+++ DATA TO USE

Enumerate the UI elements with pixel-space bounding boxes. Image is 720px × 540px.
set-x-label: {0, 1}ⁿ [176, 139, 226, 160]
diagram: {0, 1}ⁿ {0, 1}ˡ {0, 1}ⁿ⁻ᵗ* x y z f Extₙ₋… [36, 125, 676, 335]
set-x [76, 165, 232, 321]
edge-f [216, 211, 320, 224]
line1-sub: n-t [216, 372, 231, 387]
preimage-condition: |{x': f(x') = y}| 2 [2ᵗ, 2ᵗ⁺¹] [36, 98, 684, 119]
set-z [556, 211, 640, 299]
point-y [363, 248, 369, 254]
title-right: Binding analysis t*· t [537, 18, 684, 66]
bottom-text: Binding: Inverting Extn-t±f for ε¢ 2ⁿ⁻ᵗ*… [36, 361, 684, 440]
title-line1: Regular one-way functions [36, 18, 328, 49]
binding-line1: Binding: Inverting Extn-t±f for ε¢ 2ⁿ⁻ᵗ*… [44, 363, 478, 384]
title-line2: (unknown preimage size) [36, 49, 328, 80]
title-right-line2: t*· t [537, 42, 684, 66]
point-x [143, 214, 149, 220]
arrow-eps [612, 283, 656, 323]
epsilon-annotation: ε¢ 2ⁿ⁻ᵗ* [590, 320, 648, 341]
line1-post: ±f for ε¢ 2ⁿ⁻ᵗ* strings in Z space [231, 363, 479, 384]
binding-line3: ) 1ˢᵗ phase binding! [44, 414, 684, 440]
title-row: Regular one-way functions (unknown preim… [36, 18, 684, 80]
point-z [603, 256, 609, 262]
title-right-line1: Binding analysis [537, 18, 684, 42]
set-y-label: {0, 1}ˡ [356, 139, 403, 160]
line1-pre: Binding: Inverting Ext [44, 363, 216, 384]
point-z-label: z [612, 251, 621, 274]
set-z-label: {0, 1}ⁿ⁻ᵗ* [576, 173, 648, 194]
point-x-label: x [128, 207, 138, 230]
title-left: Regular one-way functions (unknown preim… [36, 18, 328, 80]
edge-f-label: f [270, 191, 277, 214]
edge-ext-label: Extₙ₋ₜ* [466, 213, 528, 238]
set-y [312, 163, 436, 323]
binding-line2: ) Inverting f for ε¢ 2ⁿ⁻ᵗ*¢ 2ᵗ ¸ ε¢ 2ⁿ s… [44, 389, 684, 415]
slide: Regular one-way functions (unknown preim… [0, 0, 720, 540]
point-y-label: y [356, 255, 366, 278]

++++++

- **EXERCISE**
Output every line of the material above verbatim, with nothing changed.

- **REPLY TO THE EXERCISE**
Enumerate the UI elements with pixel-space bounding boxes. Image is 720px × 540px.
set-x-label: {0, 1}ⁿ [176, 139, 226, 160]
diagram: {0, 1}ⁿ {0, 1}ˡ {0, 1}ⁿ⁻ᵗ* x y z f Extₙ₋… [36, 125, 676, 335]
set-x [76, 165, 232, 321]
edge-f [216, 211, 320, 224]
line1-sub: n-t [216, 372, 231, 387]
preimage-condition: |{x': f(x') = y}| 2 [2ᵗ, 2ᵗ⁺¹] [36, 98, 684, 119]
set-z [556, 211, 640, 299]
point-y [363, 248, 369, 254]
title-right: Binding analysis t*· t [537, 18, 684, 66]
bottom-text: Binding: Inverting Extn-t±f for ε¢ 2ⁿ⁻ᵗ*… [36, 361, 684, 440]
title-line1: Regular one-way functions [36, 18, 328, 49]
binding-line1: Binding: Inverting Extn-t±f for ε¢ 2ⁿ⁻ᵗ*… [44, 363, 478, 384]
title-line2: (unknown preimage size) [36, 49, 328, 80]
title-right-line2: t*· t [537, 42, 684, 66]
point-x [143, 214, 149, 220]
arrow-eps [612, 283, 656, 323]
epsilon-annotation: ε¢ 2ⁿ⁻ᵗ* [590, 320, 648, 341]
line1-post: ±f for ε¢ 2ⁿ⁻ᵗ* strings in Z space [231, 363, 479, 384]
binding-line3: ) 1ˢᵗ phase binding! [44, 414, 684, 440]
title-row: Regular one-way functions (unknown preim… [36, 18, 684, 80]
point-z [603, 256, 609, 262]
title-right-line1: Binding analysis [537, 18, 684, 42]
set-y-label: {0, 1}ˡ [356, 139, 403, 160]
line1-pre: Binding: Inverting Ext [44, 363, 216, 384]
point-z-label: z [612, 251, 621, 274]
set-z-label: {0, 1}ⁿ⁻ᵗ* [576, 173, 648, 194]
point-x-label: x [128, 207, 138, 230]
title-left: Regular one-way functions (unknown preim… [36, 18, 328, 80]
edge-f-label: f [270, 191, 277, 214]
edge-ext-label: Extₙ₋ₜ* [466, 213, 528, 238]
set-y [312, 163, 436, 323]
binding-line2: ) Inverting f for ε¢ 2ⁿ⁻ᵗ*¢ 2ᵗ ¸ ε¢ 2ⁿ s… [44, 389, 684, 415]
slide: Regular one-way functions (unknown preim… [0, 0, 720, 540]
point-y-label: y [356, 255, 366, 278]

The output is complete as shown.